## Your task
Select from the data all lines with the word "Sana".
--------------------
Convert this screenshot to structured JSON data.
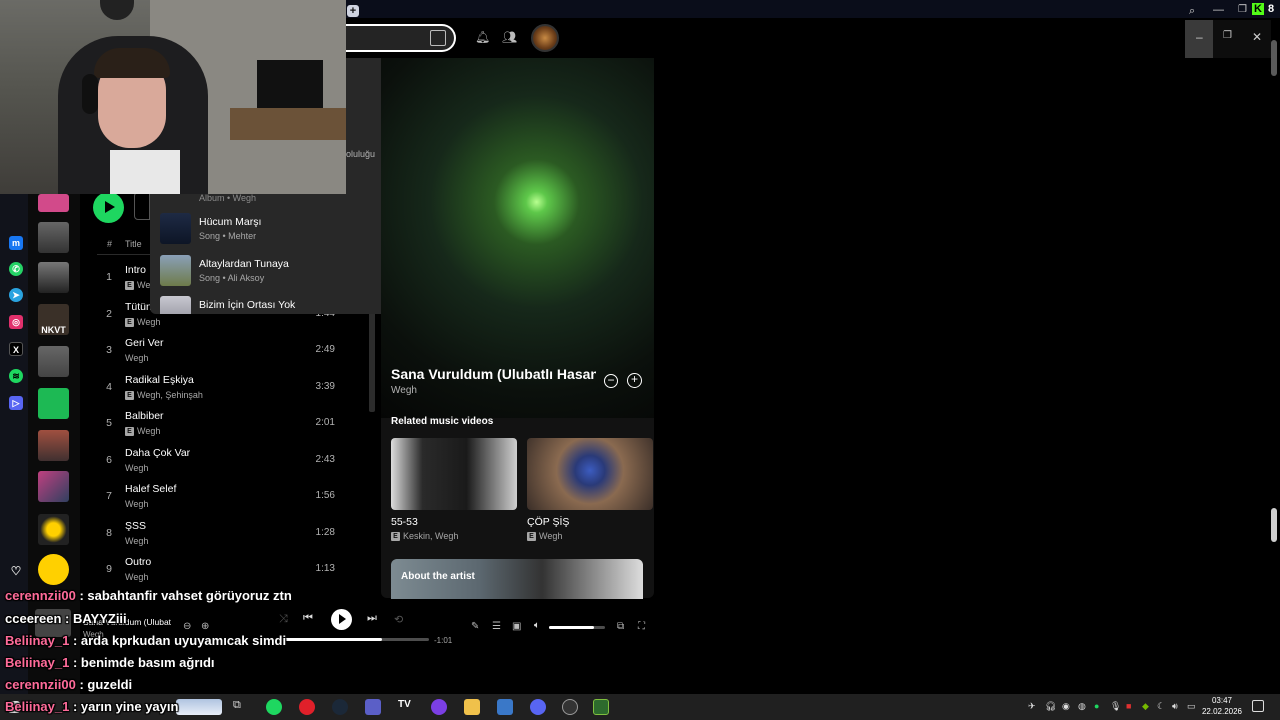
{
  "browser": {
    "new_tab": "+"
  },
  "system": {
    "kick_count": "8"
  },
  "dropdown": {
    "partial_text": "oluluğu",
    "item0_sub": "Album • Wegh",
    "items": [
      {
        "title": "Hücum Marşı",
        "sub": "Song • Mehter"
      },
      {
        "title": "Altaylardan Tunaya",
        "sub": "Song • Ali Aksoy"
      },
      {
        "title": "Bizim İçin Ortası Yok",
        "sub": ""
      }
    ]
  },
  "tracklist": {
    "header_num": "#",
    "header_title": "Title",
    "explicit": "E",
    "rows": [
      {
        "num": "1",
        "title": "Intro",
        "artist": "We",
        "duration": ""
      },
      {
        "num": "2",
        "title": "Tütün",
        "artist": "Wegh",
        "duration": "1:44"
      },
      {
        "num": "3",
        "title": "Geri Ver",
        "artist": "Wegh",
        "duration": "2:49"
      },
      {
        "num": "4",
        "title": "Radikal Eşkiya",
        "artist": "Wegh, Şehinşah",
        "duration": "3:39"
      },
      {
        "num": "5",
        "title": "Balbiber",
        "artist": "Wegh",
        "duration": "2:01"
      },
      {
        "num": "6",
        "title": "Daha Çok Var",
        "artist": "Wegh",
        "duration": "2:43"
      },
      {
        "num": "7",
        "title": "Halef Selef",
        "artist": "Wegh",
        "duration": "1:56"
      },
      {
        "num": "8",
        "title": "ŞSS",
        "artist": "Wegh",
        "duration": "1:28"
      },
      {
        "num": "9",
        "title": "Outro",
        "artist": "Wegh",
        "duration": "1:13"
      }
    ]
  },
  "now_playing": {
    "title": "Sana Vuruldum (Ulubatlı Hasan)",
    "artist": "Wegh",
    "related_heading": "Related music videos",
    "related": [
      {
        "title": "55-53",
        "artist": "Keskin, Wegh"
      },
      {
        "title": "ÇÖP ŞİŞ",
        "artist": "Wegh"
      }
    ],
    "about_label": "About the artist"
  },
  "player": {
    "song": "Sana Vuruldum (Ulubat",
    "artist": "Wegh",
    "remaining": "-1:01",
    "progress": 0.68,
    "volume": 0.8
  },
  "chat": [
    {
      "user": "cerennzii00",
      "msg": ": sabahtanfir vahset görüyoruz ztn"
    },
    {
      "user": "cceereen",
      "msg": ": BAYYZiii"
    },
    {
      "user": "Beliinay_1",
      "msg": ": arda kprkudan uyuyamıcak simdi"
    },
    {
      "user": "Beliinay_1",
      "msg": ": benimde basım ağrıdı"
    },
    {
      "user": "cerennzii00",
      "msg": ": guzeldi"
    },
    {
      "user": "Beliinay_1",
      "msg": ": yarın yine yayın"
    }
  ],
  "taskbar": {
    "time": "03:47",
    "date": "22.02.2026"
  }
}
--------------------
## Correct result
    "title": "Sana Vuruldum (Ulubatlı Hasan)",
    "song": "Sana Vuruldum (Ulubat",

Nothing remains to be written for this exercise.